> Task objective
Output all the data exactly. Pictures do not belong in the copy.

> Provided material
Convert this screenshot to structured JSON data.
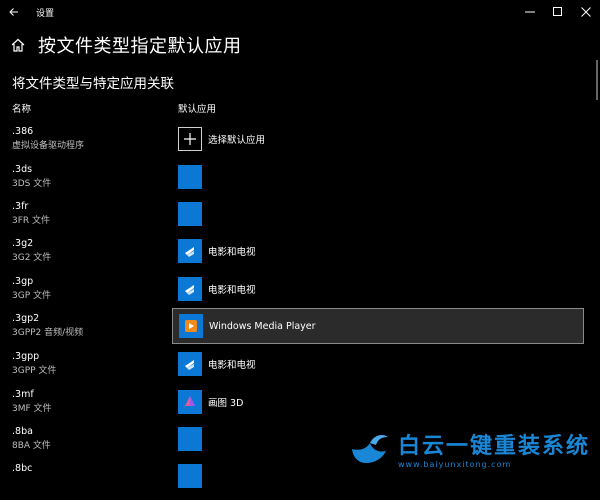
{
  "window": {
    "title": "设置",
    "controls": [
      "minimize",
      "maximize",
      "close"
    ]
  },
  "header": {
    "title": "按文件类型指定默认应用"
  },
  "subtitle": "将文件类型与特定应用关联",
  "columns": {
    "name": "名称",
    "default_app": "默认应用"
  },
  "rows": [
    {
      "ext": ".386",
      "desc": "虚拟设备驱动程序",
      "app": "选择默认应用",
      "icon": "plus-icon"
    },
    {
      "ext": ".3ds",
      "desc": "3DS 文件",
      "app": "",
      "icon": "blank-tile"
    },
    {
      "ext": ".3fr",
      "desc": "3FR 文件",
      "app": "",
      "icon": "blank-tile"
    },
    {
      "ext": ".3g2",
      "desc": "3G2 文件",
      "app": "电影和电视",
      "icon": "movies-tv-icon"
    },
    {
      "ext": ".3gp",
      "desc": "3GP 文件",
      "app": "电影和电视",
      "icon": "movies-tv-icon"
    },
    {
      "ext": ".3gp2",
      "desc": "3GPP2 音频/视频",
      "app": "Windows Media Player",
      "icon": "media-player-icon",
      "selected": true
    },
    {
      "ext": ".3gpp",
      "desc": "3GPP 文件",
      "app": "电影和电视",
      "icon": "movies-tv-icon"
    },
    {
      "ext": ".3mf",
      "desc": "3MF 文件",
      "app": "画图 3D",
      "icon": "paint3d-icon"
    },
    {
      "ext": ".8ba",
      "desc": "8BA 文件",
      "app": "",
      "icon": "blank-tile"
    },
    {
      "ext": ".8bc",
      "desc": "",
      "app": "",
      "icon": "blank-tile"
    }
  ],
  "watermark": {
    "text": "白云一键重装系统",
    "url": "www.baiyunxitong.com"
  },
  "colors": {
    "accent": "#0a78d4",
    "background": "#000000",
    "selected_bg": "#2b2b2b",
    "watermark": "#1a86d6"
  }
}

> Solved exercise
Convert this screenshot to structured JSON data.
{
  "window": {
    "title": "设置",
    "controls": [
      "minimize",
      "maximize",
      "close"
    ]
  },
  "header": {
    "title": "按文件类型指定默认应用"
  },
  "subtitle": "将文件类型与特定应用关联",
  "columns": {
    "name": "名称",
    "default_app": "默认应用"
  },
  "rows": [
    {
      "ext": ".386",
      "desc": "虚拟设备驱动程序",
      "app": "选择默认应用",
      "icon": "plus-icon"
    },
    {
      "ext": ".3ds",
      "desc": "3DS 文件",
      "app": "",
      "icon": "blank-tile"
    },
    {
      "ext": ".3fr",
      "desc": "3FR 文件",
      "app": "",
      "icon": "blank-tile"
    },
    {
      "ext": ".3g2",
      "desc": "3G2 文件",
      "app": "电影和电视",
      "icon": "movies-tv-icon"
    },
    {
      "ext": ".3gp",
      "desc": "3GP 文件",
      "app": "电影和电视",
      "icon": "movies-tv-icon"
    },
    {
      "ext": ".3gp2",
      "desc": "3GPP2 音频/视频",
      "app": "Windows Media Player",
      "icon": "media-player-icon",
      "selected": true
    },
    {
      "ext": ".3gpp",
      "desc": "3GPP 文件",
      "app": "电影和电视",
      "icon": "movies-tv-icon"
    },
    {
      "ext": ".3mf",
      "desc": "3MF 文件",
      "app": "画图 3D",
      "icon": "paint3d-icon"
    },
    {
      "ext": ".8ba",
      "desc": "8BA 文件",
      "app": "",
      "icon": "blank-tile"
    },
    {
      "ext": ".8bc",
      "desc": "",
      "app": "",
      "icon": "blank-tile"
    }
  ],
  "watermark": {
    "text": "白云一键重装系统",
    "url": "www.baiyunxitong.com"
  },
  "colors": {
    "accent": "#0a78d4",
    "background": "#000000",
    "selected_bg": "#2b2b2b",
    "watermark": "#1a86d6"
  }
}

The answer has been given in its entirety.